* [WHAT YOU NEED TO DO] Identify all lines in the data containing the string "classical". Copy them out.

-- start of EXCERPTED RECORDS --

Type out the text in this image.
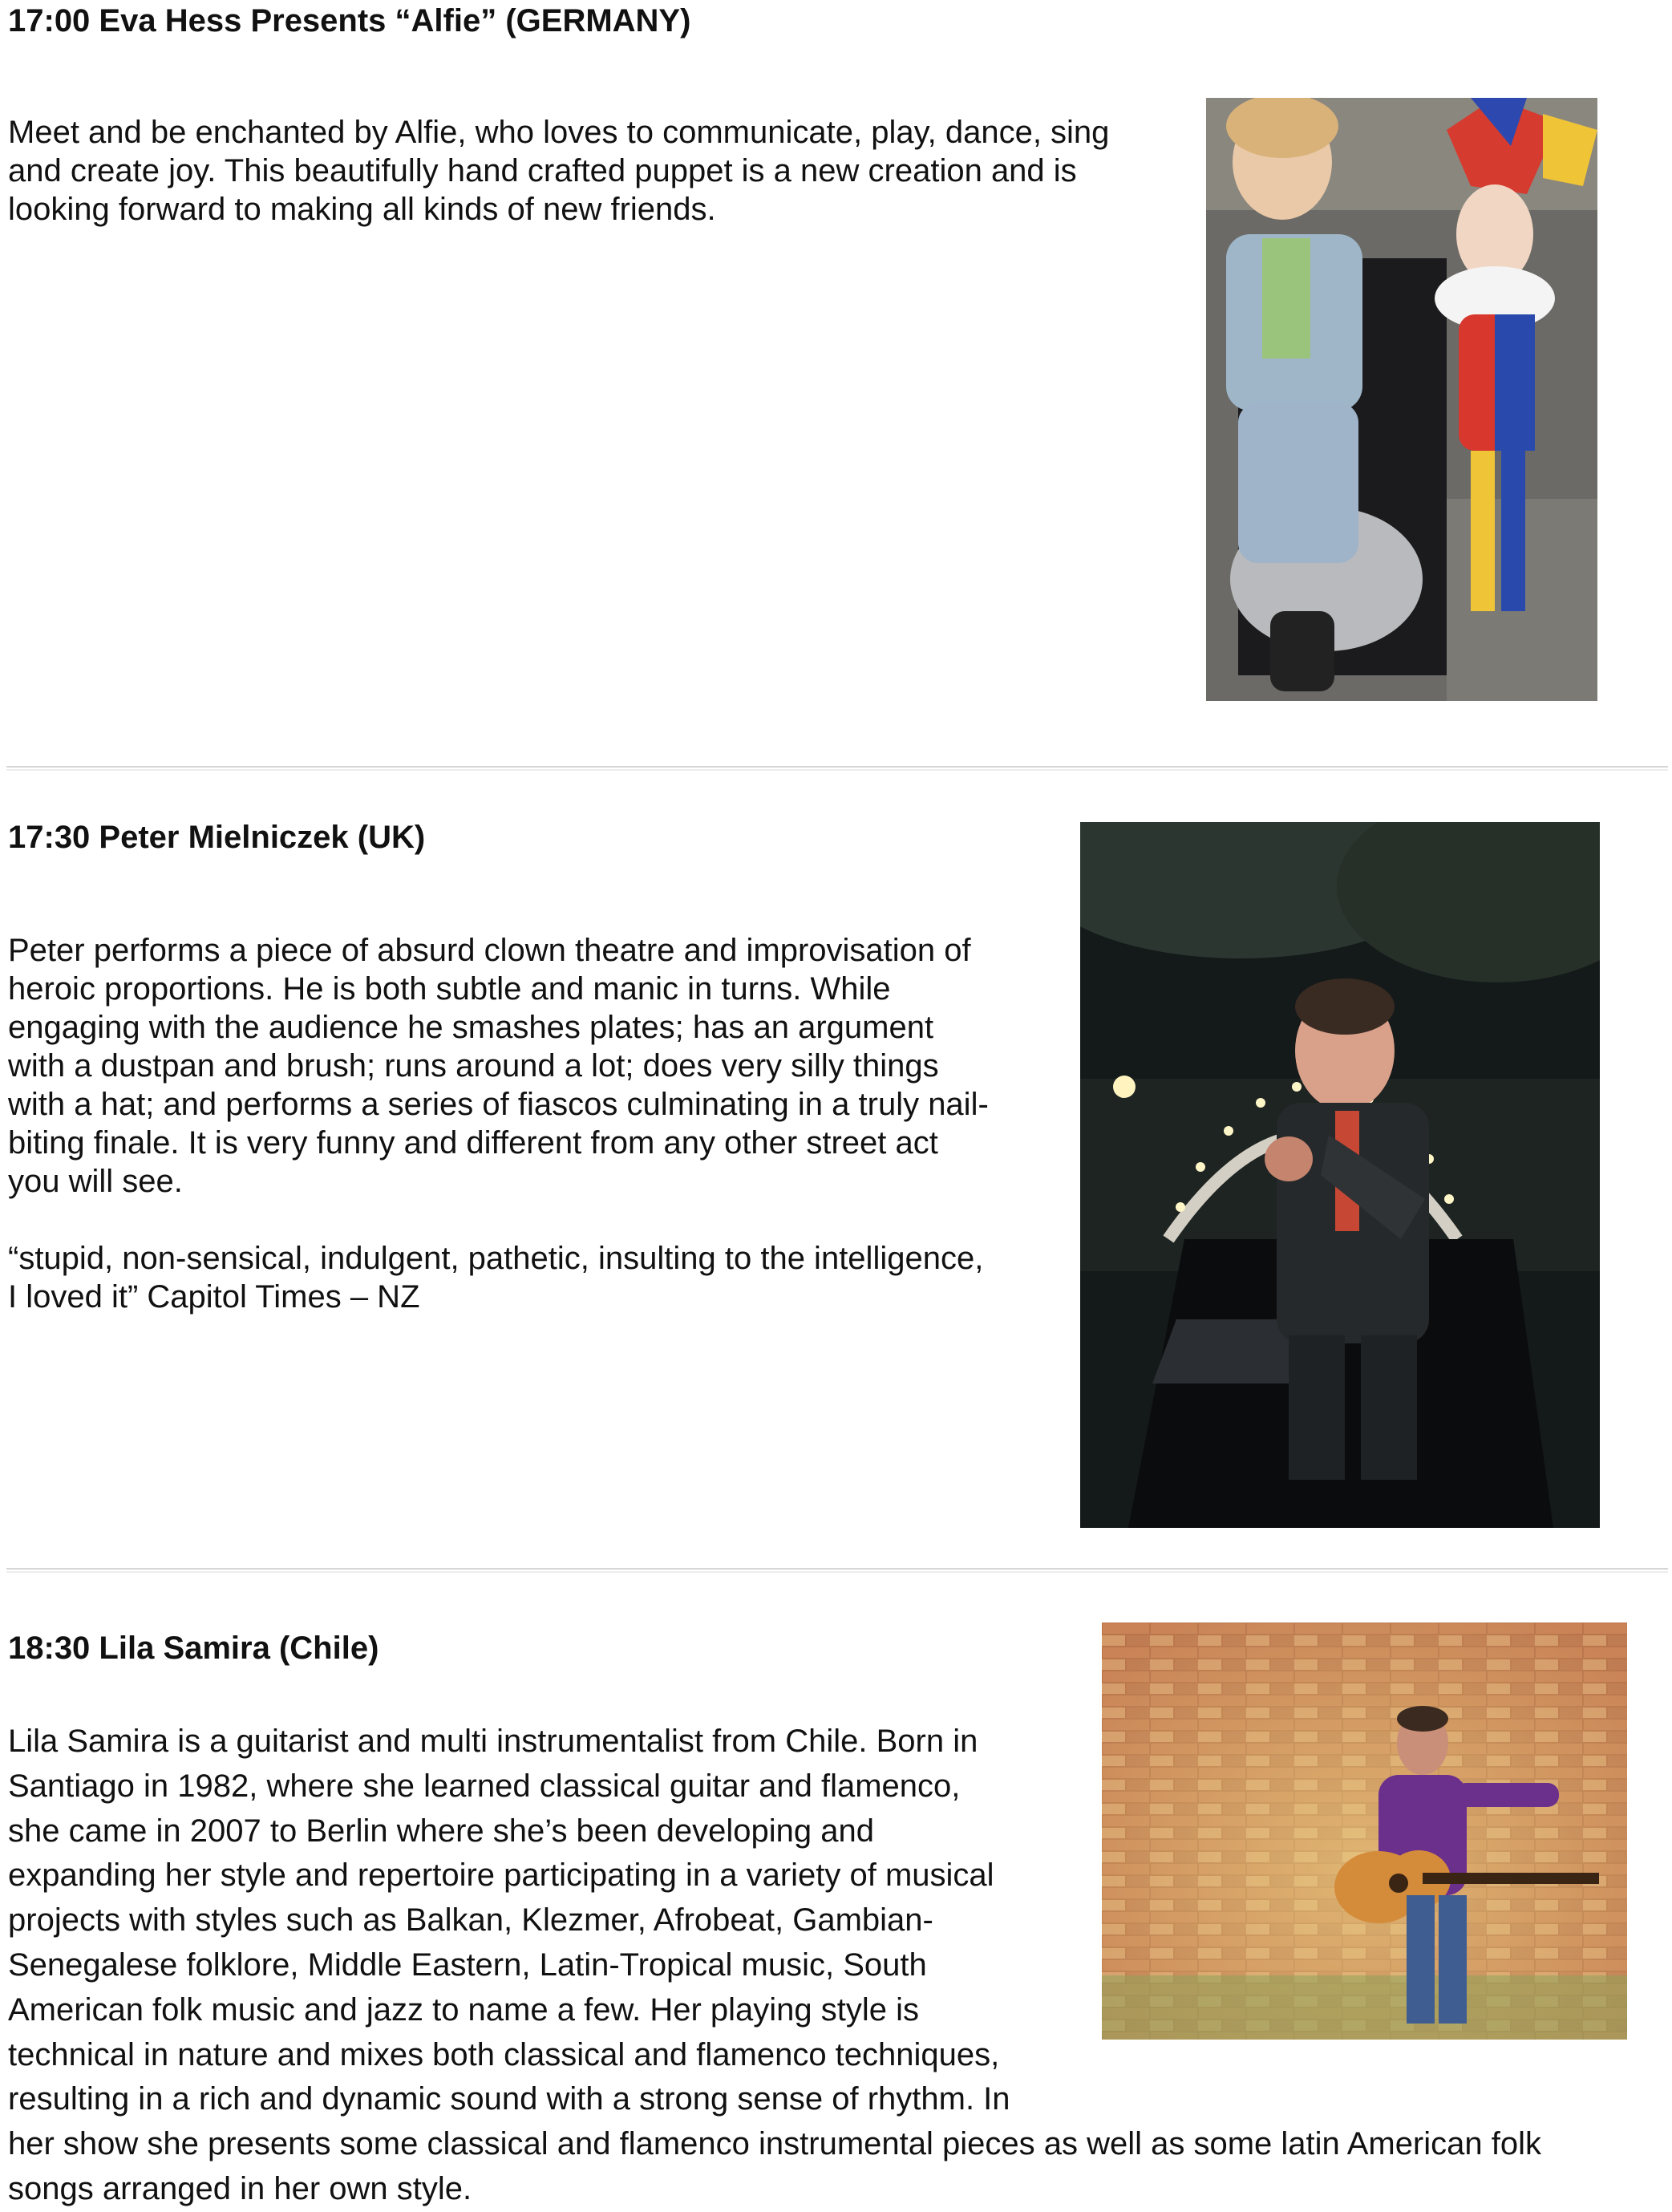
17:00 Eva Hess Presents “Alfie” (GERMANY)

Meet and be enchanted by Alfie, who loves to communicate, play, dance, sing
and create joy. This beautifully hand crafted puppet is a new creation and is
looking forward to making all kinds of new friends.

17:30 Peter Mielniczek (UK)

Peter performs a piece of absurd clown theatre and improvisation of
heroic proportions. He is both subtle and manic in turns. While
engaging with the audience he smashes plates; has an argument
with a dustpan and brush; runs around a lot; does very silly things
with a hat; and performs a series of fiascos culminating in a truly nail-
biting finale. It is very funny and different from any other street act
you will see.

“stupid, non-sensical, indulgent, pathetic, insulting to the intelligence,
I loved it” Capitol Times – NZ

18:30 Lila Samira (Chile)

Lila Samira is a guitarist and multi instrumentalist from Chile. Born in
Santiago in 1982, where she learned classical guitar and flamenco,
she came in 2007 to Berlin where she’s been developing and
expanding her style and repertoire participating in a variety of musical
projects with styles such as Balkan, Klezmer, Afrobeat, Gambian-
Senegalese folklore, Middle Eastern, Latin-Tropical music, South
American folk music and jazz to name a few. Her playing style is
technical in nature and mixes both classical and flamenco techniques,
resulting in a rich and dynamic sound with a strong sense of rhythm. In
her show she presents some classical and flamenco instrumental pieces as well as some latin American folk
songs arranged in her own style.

-- end of EXCERPTED RECORDS --

* [REPLY]
Santiago in 1982, where she learned classical guitar and flamenco,
technical in nature and mixes both classical and flamenco techniques,
her show she presents some classical and flamenco instrumental pieces as well as some latin American folk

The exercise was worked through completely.